** Start of SOURCE EXCERPT **

Laurel Nakadate collects men. The New York video artist has made her mark exploring the arcane psyche of a very peculiar archetype—the single man, the rural outcast, the lonely bachelor. As an M.F.A. student at Yale, Nakadate began enlisting older local men who tried to pick her up in intricately staged video projects that mixed voyeurism, comedy, awkwardness, and no small degree of old-fashioned raunch.
In these videos, Nakadate has developed a kind of ongoing visual diary, with the artist herself poised at all times squarely in the frame—posing in her underwear, playing dead, or dancing to Britney Spears. The final products are intensely personal, colored with a childish nostalgia and what might best be described as a life-affirming sadness.
This fall she’ll be taking part in three shows in New York—at the Asia Society, Danziger Projects, and Mary Boone Gallery.
This conversation took place on the Lower East Side of Manhattan, involving a few beers, a cupcake, and an in-depth discussion of the very real differences between exploitation and empathy.
—Scott Indrisek
I. SINGLE-ROOM OCCUPANCY
THE BELIEVER: Before you went to Yale you did still photography at a number of girls’ schools.

** End of SOURCE EXCERPT **

## INSTRUCTION A
Print the passage of the Laurel Nakadate interview starting at "This fall she’ll" and ending at "exploitation and empathy.", word for word.
## INSTRUCTION B
Answer these questions using the Laurel Nakadate interview:
(i) At which school was Nakadate an M.F.A. student?
(ii) Which three New York venues will show her work this fall?
(iii) In what part of Manhattan did the conversation take place?
The records come from a separate, unrelated source.

** Start of STORED DATA **

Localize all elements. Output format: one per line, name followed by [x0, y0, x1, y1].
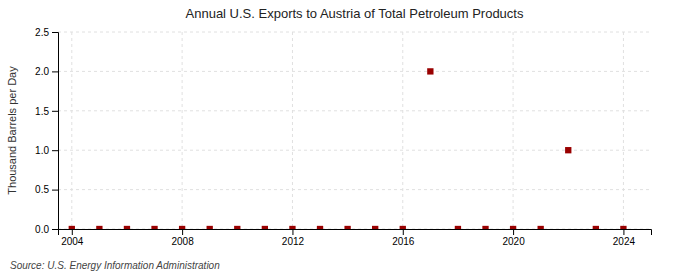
point: [482, 226, 488, 229]
point: [179, 226, 185, 229]
y-axis-tick-mark: [52, 150, 58, 151]
point: [400, 226, 406, 229]
grid-line: [58, 71, 651, 72]
y-axis-line: [52, 33, 59, 230]
y-axis-tick-mark: [52, 111, 58, 112]
point: [207, 226, 213, 229]
x-axis-tick: 2012: [282, 229, 305, 247]
title: Annual U.S. Exports to Austria of Total …: [186, 6, 524, 21]
point: [289, 226, 295, 229]
grid: [58, 32, 651, 229]
point: [372, 226, 378, 229]
y-axis-tick: 1.5: [35, 106, 58, 117]
x-axis-tick-label: 2024: [613, 236, 636, 247]
y-axis-tick: 0.5: [35, 184, 58, 195]
grid-line: [58, 189, 651, 190]
y-axis-tick: 0.0: [35, 224, 58, 235]
y-axis-tick-label: 2.0: [35, 66, 49, 77]
x-axis-tick-mark: [292, 229, 293, 235]
x-axis-tick-mark: [72, 229, 73, 235]
y-axis-tick-label: 1.0: [35, 145, 49, 156]
y-axis-tick-mark: [52, 229, 58, 230]
x-axis-tick-label: 2004: [61, 236, 84, 247]
grid-line: [58, 32, 651, 33]
point: [565, 147, 571, 153]
x-axis-line: [59, 230, 652, 236]
x-axis-tick: 2008: [171, 229, 194, 247]
x-axis-tick-label: 2016: [392, 236, 415, 247]
x-axis-tick: 2024: [613, 229, 636, 247]
y-axis-tick: 2.5: [35, 27, 58, 38]
y-axis-tick-label: 0.5: [35, 184, 49, 195]
point: [96, 226, 102, 229]
y-axis-tick-mark: [52, 190, 58, 191]
point: [234, 226, 240, 229]
grid-line: [71, 32, 72, 229]
point: [151, 226, 157, 229]
y-axis-tick-label: 2.5: [35, 27, 49, 38]
x-axis-tick-mark: [513, 229, 514, 235]
point: [620, 226, 626, 229]
x-axis-tick: 2020: [502, 229, 525, 247]
plot: 2004 2008 2012 2016 2020 2024 0.0 0.5 1.0 1.5 2.0 2…: [35, 27, 651, 247]
y-axis-tick: 2.0: [35, 66, 58, 77]
x-axis-tick: 2016: [392, 229, 415, 247]
point: [344, 226, 350, 229]
x-axis-tick-mark: [403, 229, 404, 235]
grid-line: [513, 32, 514, 229]
grid-line: [58, 150, 651, 151]
point: [124, 226, 130, 229]
grid-line: [402, 32, 403, 229]
x-axis: 2004 2008 2012 2016 2020 2024: [59, 229, 652, 247]
grid-line: [58, 110, 651, 111]
grid-line: [292, 32, 293, 229]
y-axis-tick-mark: [52, 71, 58, 72]
point: [69, 226, 75, 229]
x-axis-tick-label: 2008: [171, 236, 194, 247]
grid-line: [182, 32, 183, 229]
y-axis-tick: 1.0: [35, 145, 58, 156]
point: [262, 226, 268, 229]
point: [510, 226, 516, 229]
y-axis-tick-label: 1.5: [35, 106, 49, 117]
y-axis: 0.0 0.5 1.0 1.5 2.0 2.5: [35, 27, 58, 235]
y-axis-tick-label: 0.0: [35, 224, 49, 235]
y-axis-tick-mark: [52, 32, 58, 33]
point: [538, 226, 544, 229]
grid-line: [623, 32, 624, 229]
x-axis-tick-mark: [182, 229, 183, 235]
chart: 2004 2008 2012 2016 2020 2024 0.0 0.5 1.0 1.5 2.0 2…: [0, 0, 675, 275]
points: [69, 68, 627, 229]
point: [427, 68, 433, 74]
x-axis-tick: 2004: [61, 229, 84, 247]
x-axis-tick-label: 2020: [502, 236, 525, 247]
x-axis-tick-label: 2012: [282, 236, 305, 247]
x-axis-tick-mark: [623, 229, 624, 235]
point: [593, 226, 599, 229]
y-axis-title: Thousand Barrels per Day: [6, 66, 18, 195]
point: [455, 226, 461, 229]
point: [317, 226, 323, 229]
source-note: Source: U.S. Energy Information Administ…: [10, 260, 220, 271]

** End of STORED DATA **

## FULL SOLUTION A
This fall she’ll be taking part in three shows in New York—at the Asia Society, Danziger Projects, and Mary Boone Gallery.
This conversation took place on the Lower East Side of Manhattan, involving a few beers, a cupcake, and an in-depth discussion of the very real differences between exploitation and empathy.

## FULL SOLUTION B
(i) Yale
(ii) The Asia Society, Danziger Projects, and Mary Boone Gallery
(iii) The Lower East Side